→ Exercise details: Restate each entry word for word, leaving nothing out.

→ Material supplied:
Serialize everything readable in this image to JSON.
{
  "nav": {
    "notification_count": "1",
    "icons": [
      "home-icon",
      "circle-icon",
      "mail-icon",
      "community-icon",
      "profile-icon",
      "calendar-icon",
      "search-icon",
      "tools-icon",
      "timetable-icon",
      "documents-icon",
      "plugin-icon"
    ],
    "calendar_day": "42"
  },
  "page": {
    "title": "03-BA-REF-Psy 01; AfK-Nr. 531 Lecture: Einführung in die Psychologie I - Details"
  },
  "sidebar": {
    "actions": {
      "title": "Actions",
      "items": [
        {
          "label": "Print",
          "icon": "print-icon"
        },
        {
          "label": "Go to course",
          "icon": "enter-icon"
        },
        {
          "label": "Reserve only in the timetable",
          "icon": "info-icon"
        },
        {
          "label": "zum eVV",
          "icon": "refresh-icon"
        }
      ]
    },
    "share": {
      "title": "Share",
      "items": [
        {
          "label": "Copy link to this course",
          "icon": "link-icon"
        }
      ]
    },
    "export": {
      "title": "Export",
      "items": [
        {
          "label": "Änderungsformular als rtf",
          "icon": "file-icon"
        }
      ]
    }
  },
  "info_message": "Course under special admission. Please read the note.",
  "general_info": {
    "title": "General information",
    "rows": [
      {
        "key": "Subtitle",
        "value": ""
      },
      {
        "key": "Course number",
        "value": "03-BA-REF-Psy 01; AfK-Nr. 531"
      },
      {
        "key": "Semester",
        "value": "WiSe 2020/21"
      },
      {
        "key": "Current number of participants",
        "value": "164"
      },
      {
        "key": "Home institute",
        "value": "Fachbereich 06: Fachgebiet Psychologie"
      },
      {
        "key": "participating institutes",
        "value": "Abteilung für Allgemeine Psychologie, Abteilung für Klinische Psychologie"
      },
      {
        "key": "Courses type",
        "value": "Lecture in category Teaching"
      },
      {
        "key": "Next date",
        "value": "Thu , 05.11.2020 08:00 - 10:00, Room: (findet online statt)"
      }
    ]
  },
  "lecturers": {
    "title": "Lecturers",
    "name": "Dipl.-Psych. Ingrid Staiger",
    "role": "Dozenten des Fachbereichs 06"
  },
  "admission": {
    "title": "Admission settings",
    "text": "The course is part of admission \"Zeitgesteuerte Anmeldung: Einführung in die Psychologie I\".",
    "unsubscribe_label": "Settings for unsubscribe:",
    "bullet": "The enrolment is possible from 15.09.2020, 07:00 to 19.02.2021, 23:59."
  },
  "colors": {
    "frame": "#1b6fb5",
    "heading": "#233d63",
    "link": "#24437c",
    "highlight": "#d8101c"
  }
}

→ Answer in full:
Serialize everything readable in this image to JSON.
{
  "nav": {
    "notification_count": "1",
    "icons": [
      "home-icon",
      "circle-icon",
      "mail-icon",
      "community-icon",
      "profile-icon",
      "calendar-icon",
      "search-icon",
      "tools-icon",
      "timetable-icon",
      "documents-icon",
      "plugin-icon"
    ],
    "calendar_day": "42"
  },
  "page": {
    "title": "03-BA-REF-Psy 01; AfK-Nr. 531 Lecture: Einführung in die Psychologie I - Details"
  },
  "sidebar": {
    "actions": {
      "title": "Actions",
      "items": [
        {
          "label": "Print",
          "icon": "print-icon"
        },
        {
          "label": "Go to course",
          "icon": "enter-icon"
        },
        {
          "label": "Reserve only in the timetable",
          "icon": "info-icon"
        },
        {
          "label": "zum eVV",
          "icon": "refresh-icon"
        }
      ]
    },
    "share": {
      "title": "Share",
      "items": [
        {
          "label": "Copy link to this course",
          "icon": "link-icon"
        }
      ]
    },
    "export": {
      "title": "Export",
      "items": [
        {
          "label": "Änderungsformular als rtf",
          "icon": "file-icon"
        }
      ]
    }
  },
  "info_message": "Course under special admission. Please read the note.",
  "general_info": {
    "title": "General information",
    "rows": [
      {
        "key": "Subtitle",
        "value": ""
      },
      {
        "key": "Course number",
        "value": "03-BA-REF-Psy 01; AfK-Nr. 531"
      },
      {
        "key": "Semester",
        "value": "WiSe 2020/21"
      },
      {
        "key": "Current number of participants",
        "value": "164"
      },
      {
        "key": "Home institute",
        "value": "Fachbereich 06: Fachgebiet Psychologie"
      },
      {
        "key": "participating institutes",
        "value": "Abteilung für Allgemeine Psychologie, Abteilung für Klinische Psychologie"
      },
      {
        "key": "Courses type",
        "value": "Lecture in category Teaching"
      },
      {
        "key": "Next date",
        "value": "Thu , 05.11.2020 08:00 - 10:00, Room: (findet online statt)"
      }
    ]
  },
  "lecturers": {
    "title": "Lecturers",
    "name": "Dipl.-Psych. Ingrid Staiger",
    "role": "Dozenten des Fachbereichs 06"
  },
  "admission": {
    "title": "Admission settings",
    "text": "The course is part of admission \"Zeitgesteuerte Anmeldung: Einführung in die Psychologie I\".",
    "unsubscribe_label": "Settings for unsubscribe:",
    "bullet": "The enrolment is possible from 15.09.2020, 07:00 to 19.02.2021, 23:59."
  },
  "colors": {
    "frame": "#1b6fb5",
    "heading": "#233d63",
    "link": "#24437c",
    "highlight": "#d8101c"
  }
}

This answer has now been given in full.